--- start of Provided data ---

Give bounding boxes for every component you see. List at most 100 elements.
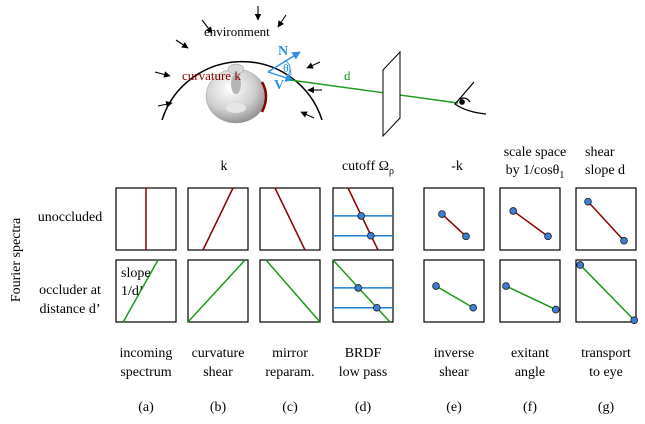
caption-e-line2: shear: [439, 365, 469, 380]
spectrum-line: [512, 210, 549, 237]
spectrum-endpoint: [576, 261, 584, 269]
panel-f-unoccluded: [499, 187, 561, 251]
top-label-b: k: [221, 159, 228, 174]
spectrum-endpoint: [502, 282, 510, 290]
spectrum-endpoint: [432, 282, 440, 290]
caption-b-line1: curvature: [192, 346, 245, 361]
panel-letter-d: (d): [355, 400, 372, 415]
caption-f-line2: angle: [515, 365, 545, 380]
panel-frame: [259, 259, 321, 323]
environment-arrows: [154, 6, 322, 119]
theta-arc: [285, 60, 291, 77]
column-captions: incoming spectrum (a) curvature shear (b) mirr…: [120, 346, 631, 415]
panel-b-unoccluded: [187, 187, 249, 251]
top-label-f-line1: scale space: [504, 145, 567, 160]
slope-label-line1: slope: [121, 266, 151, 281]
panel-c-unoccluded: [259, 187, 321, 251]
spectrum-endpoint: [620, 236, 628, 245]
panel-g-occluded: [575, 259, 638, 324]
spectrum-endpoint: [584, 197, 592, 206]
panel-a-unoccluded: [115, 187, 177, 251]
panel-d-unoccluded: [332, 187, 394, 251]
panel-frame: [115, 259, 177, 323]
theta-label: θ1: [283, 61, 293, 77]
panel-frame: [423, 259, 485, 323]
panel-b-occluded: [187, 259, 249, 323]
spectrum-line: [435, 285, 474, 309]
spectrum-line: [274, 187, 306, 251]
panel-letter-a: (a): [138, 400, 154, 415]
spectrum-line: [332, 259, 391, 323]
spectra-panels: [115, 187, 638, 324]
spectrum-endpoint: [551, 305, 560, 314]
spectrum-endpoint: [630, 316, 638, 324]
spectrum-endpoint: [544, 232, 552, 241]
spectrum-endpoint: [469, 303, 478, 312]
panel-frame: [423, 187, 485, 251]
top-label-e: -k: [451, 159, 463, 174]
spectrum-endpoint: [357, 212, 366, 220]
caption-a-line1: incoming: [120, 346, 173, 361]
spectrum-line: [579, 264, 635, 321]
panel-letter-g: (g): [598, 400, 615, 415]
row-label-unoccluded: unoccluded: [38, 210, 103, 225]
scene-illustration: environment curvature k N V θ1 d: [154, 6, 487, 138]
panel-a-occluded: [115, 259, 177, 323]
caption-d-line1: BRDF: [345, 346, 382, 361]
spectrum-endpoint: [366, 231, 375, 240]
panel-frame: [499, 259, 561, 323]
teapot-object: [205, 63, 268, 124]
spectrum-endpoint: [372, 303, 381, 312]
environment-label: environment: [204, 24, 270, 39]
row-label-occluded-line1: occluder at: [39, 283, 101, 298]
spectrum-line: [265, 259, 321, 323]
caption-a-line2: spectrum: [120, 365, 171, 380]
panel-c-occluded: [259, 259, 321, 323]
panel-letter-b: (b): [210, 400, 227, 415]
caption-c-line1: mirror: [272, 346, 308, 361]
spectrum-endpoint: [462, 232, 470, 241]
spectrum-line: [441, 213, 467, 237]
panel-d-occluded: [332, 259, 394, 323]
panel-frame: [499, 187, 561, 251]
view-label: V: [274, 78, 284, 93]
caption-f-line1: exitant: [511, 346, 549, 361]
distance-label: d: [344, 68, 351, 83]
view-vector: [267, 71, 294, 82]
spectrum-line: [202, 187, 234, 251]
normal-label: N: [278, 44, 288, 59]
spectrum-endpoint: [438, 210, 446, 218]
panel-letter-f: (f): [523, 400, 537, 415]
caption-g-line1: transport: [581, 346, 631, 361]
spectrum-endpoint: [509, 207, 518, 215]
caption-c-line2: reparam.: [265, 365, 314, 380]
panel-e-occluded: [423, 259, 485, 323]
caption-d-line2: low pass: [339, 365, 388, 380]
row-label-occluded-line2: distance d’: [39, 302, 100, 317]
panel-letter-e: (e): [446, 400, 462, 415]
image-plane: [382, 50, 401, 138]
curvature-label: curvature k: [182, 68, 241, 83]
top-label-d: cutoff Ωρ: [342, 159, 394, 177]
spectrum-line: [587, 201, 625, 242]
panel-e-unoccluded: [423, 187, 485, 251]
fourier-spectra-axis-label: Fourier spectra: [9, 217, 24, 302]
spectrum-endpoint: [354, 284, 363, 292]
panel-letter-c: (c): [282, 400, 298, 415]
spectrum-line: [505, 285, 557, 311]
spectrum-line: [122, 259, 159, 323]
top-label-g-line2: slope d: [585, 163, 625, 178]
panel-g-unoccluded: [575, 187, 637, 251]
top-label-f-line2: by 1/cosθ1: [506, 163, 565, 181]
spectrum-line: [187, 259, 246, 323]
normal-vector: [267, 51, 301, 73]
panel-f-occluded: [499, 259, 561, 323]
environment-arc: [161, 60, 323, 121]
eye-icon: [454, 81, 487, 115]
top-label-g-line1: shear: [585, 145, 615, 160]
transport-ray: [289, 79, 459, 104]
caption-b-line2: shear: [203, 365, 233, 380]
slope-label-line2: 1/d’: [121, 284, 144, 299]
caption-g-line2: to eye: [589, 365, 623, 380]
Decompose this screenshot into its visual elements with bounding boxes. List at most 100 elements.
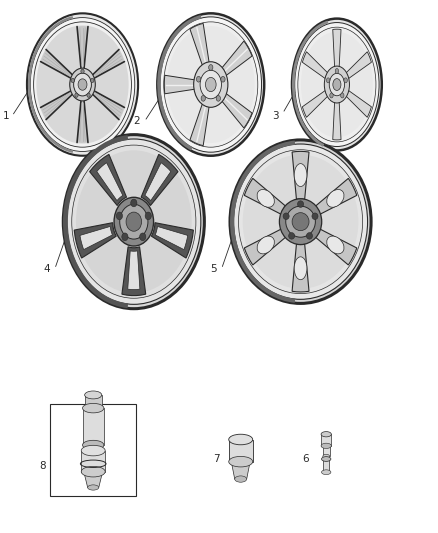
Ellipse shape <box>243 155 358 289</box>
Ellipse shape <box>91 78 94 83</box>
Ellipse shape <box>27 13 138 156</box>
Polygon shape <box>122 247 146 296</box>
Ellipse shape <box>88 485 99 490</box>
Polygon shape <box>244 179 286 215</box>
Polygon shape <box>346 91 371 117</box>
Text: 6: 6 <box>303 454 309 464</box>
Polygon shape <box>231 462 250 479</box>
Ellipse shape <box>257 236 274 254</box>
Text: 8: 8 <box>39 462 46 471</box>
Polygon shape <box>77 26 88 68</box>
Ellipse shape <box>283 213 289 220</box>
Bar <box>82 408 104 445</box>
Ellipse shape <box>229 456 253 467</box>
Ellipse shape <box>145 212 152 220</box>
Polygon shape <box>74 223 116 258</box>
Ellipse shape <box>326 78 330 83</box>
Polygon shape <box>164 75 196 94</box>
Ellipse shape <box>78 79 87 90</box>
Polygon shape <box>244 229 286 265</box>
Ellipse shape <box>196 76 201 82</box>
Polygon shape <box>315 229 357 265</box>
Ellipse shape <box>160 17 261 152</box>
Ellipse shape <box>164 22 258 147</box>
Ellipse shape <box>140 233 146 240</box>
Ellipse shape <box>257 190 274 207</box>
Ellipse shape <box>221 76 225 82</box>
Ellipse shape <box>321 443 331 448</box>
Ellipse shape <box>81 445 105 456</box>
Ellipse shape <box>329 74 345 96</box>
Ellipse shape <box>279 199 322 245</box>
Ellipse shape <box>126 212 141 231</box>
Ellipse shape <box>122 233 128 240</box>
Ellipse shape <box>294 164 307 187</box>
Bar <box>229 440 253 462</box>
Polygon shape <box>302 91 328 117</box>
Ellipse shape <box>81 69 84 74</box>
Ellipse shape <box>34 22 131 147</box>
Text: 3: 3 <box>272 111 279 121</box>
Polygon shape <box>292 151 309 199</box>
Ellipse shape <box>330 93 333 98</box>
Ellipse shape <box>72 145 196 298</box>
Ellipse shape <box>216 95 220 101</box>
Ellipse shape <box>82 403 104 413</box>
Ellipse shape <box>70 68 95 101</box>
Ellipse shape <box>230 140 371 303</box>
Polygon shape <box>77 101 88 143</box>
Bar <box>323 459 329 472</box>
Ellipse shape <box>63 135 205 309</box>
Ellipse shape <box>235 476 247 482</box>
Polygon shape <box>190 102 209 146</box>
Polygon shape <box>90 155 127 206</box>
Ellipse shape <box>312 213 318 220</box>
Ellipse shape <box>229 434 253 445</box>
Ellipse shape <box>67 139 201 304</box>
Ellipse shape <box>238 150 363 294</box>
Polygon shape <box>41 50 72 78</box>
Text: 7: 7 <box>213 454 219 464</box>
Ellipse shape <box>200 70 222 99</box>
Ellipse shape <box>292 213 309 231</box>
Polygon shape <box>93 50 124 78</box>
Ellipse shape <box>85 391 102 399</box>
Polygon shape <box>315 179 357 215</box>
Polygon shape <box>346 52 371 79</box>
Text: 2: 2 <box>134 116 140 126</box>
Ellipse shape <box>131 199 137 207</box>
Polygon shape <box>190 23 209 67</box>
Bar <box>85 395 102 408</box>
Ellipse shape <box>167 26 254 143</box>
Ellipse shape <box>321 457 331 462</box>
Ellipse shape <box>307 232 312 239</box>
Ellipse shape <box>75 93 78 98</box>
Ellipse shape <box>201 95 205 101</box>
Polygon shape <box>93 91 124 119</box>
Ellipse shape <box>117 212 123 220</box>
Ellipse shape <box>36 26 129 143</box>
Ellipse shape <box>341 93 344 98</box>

--- end of Provided data ---

Aim
Could you rewrite the data from the line with "Ellipse shape <box>243 155 358 289</box>" through the line with "Ellipse shape <box>221 76 225 82</box>", changing "Polygon shape" to "Polygon outline" and leaving everything else as it is?

Exercise output
Ellipse shape <box>243 155 358 289</box>
Ellipse shape <box>91 78 94 83</box>
Ellipse shape <box>27 13 138 156</box>
Polygon outline <box>122 247 146 296</box>
Ellipse shape <box>88 485 99 490</box>
Polygon outline <box>244 179 286 215</box>
Polygon outline <box>346 91 371 117</box>
Text: 6: 6 <box>303 454 309 464</box>
Polygon outline <box>231 462 250 479</box>
Ellipse shape <box>257 236 274 254</box>
Text: 8: 8 <box>39 462 46 471</box>
Polygon outline <box>77 26 88 68</box>
Ellipse shape <box>283 213 289 220</box>
Bar <box>82 408 104 445</box>
Ellipse shape <box>229 456 253 467</box>
Ellipse shape <box>145 212 152 220</box>
Polygon outline <box>74 223 116 258</box>
Ellipse shape <box>326 78 330 83</box>
Polygon outline <box>164 75 196 94</box>
Ellipse shape <box>78 79 87 90</box>
Polygon outline <box>244 229 286 265</box>
Ellipse shape <box>196 76 201 82</box>
Polygon outline <box>315 229 357 265</box>
Ellipse shape <box>160 17 261 152</box>
Ellipse shape <box>164 22 258 147</box>
Ellipse shape <box>140 233 146 240</box>
Ellipse shape <box>257 190 274 207</box>
Ellipse shape <box>221 76 225 82</box>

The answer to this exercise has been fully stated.